→ Instruction:
Exactly retype the lines below from the one containing "Convert this screenshot" through the end of the listing. Leave pictures out.

[Dataset excerpts]

────────────────────

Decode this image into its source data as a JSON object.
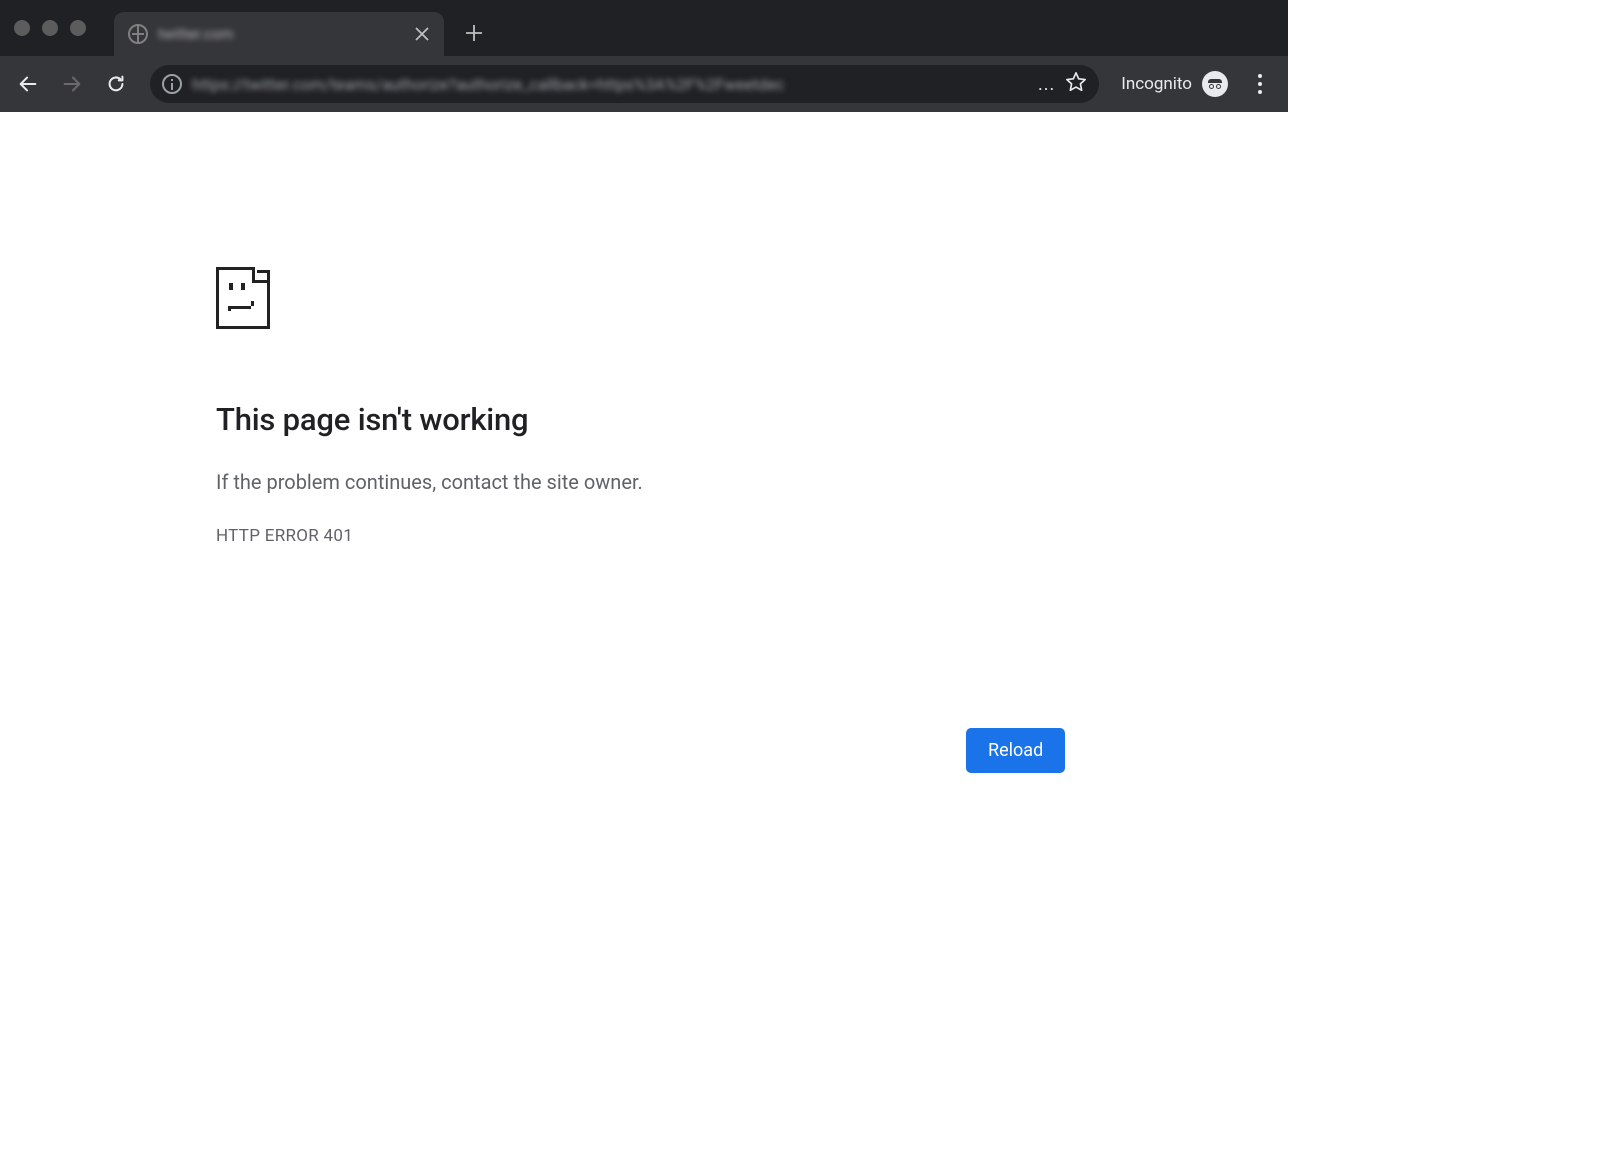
{
  "tab": {
    "title": "twitter.com"
  },
  "toolbar": {
    "url": "https://twitter.com/teams/authorize?authorize_callback=https%3A%2F%2Fweetdec",
    "url_truncation": "...",
    "incognito_label": "Incognito"
  },
  "error": {
    "title": "This page isn't working",
    "message": "If the problem continues, contact the site owner.",
    "code": "HTTP ERROR 401",
    "reload_label": "Reload"
  }
}
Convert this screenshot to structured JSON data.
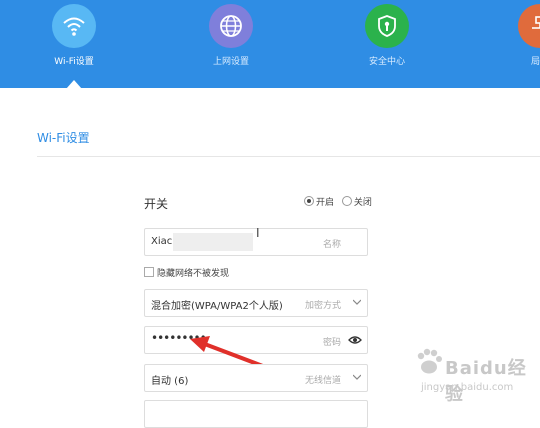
{
  "nav": [
    {
      "label": "Wi-Fi设置",
      "color": "#58b8f4",
      "icon": "wifi-icon"
    },
    {
      "label": "上网设置",
      "color": "#7f7fdb",
      "icon": "globe-icon"
    },
    {
      "label": "安全中心",
      "color": "#2bb24c",
      "icon": "shield-icon"
    },
    {
      "label": "局域",
      "color": "#e06b3c",
      "icon": "lan-icon"
    }
  ],
  "colors": {
    "header": "#2f8de4",
    "accent": "#2f8de4",
    "arrow": "#e0302a"
  },
  "page": {
    "title": "Wi-Fi设置"
  },
  "form": {
    "switch_label": "开关",
    "switch_on": "开启",
    "switch_off": "关闭",
    "name_value": "Xiac",
    "name_placeholder": "名称",
    "hide_network": "隐藏网络不被发现",
    "encryption_value": "混合加密(WPA/WPA2个人版)",
    "encryption_placeholder": "加密方式",
    "password_value": "•••••••••",
    "password_placeholder": "密码",
    "channel_value": "自动 (6)",
    "channel_placeholder": "无线信道"
  },
  "watermark": {
    "text": "Baidu经验",
    "sub": "jingyan.baidu.com"
  }
}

────────────────────

→ Output for this exercise:
Convert this screenshot to structured JSON data.
{
  "nav": [
    {
      "label": "Wi-Fi设置",
      "color": "#58b8f4",
      "icon": "wifi-icon"
    },
    {
      "label": "上网设置",
      "color": "#7f7fdb",
      "icon": "globe-icon"
    },
    {
      "label": "安全中心",
      "color": "#2bb24c",
      "icon": "shield-icon"
    },
    {
      "label": "局域",
      "color": "#e06b3c",
      "icon": "lan-icon"
    }
  ],
  "colors": {
    "header": "#2f8de4",
    "accent": "#2f8de4",
    "arrow": "#e0302a"
  },
  "page": {
    "title": "Wi-Fi设置"
  },
  "form": {
    "switch_label": "开关",
    "switch_on": "开启",
    "switch_off": "关闭",
    "name_value": "Xiac",
    "name_placeholder": "名称",
    "hide_network": "隐藏网络不被发现",
    "encryption_value": "混合加密(WPA/WPA2个人版)",
    "encryption_placeholder": "加密方式",
    "password_value": "•••••••••",
    "password_placeholder": "密码",
    "channel_value": "自动 (6)",
    "channel_placeholder": "无线信道"
  },
  "watermark": {
    "text": "Baidu经验",
    "sub": "jingyan.baidu.com"
  }
}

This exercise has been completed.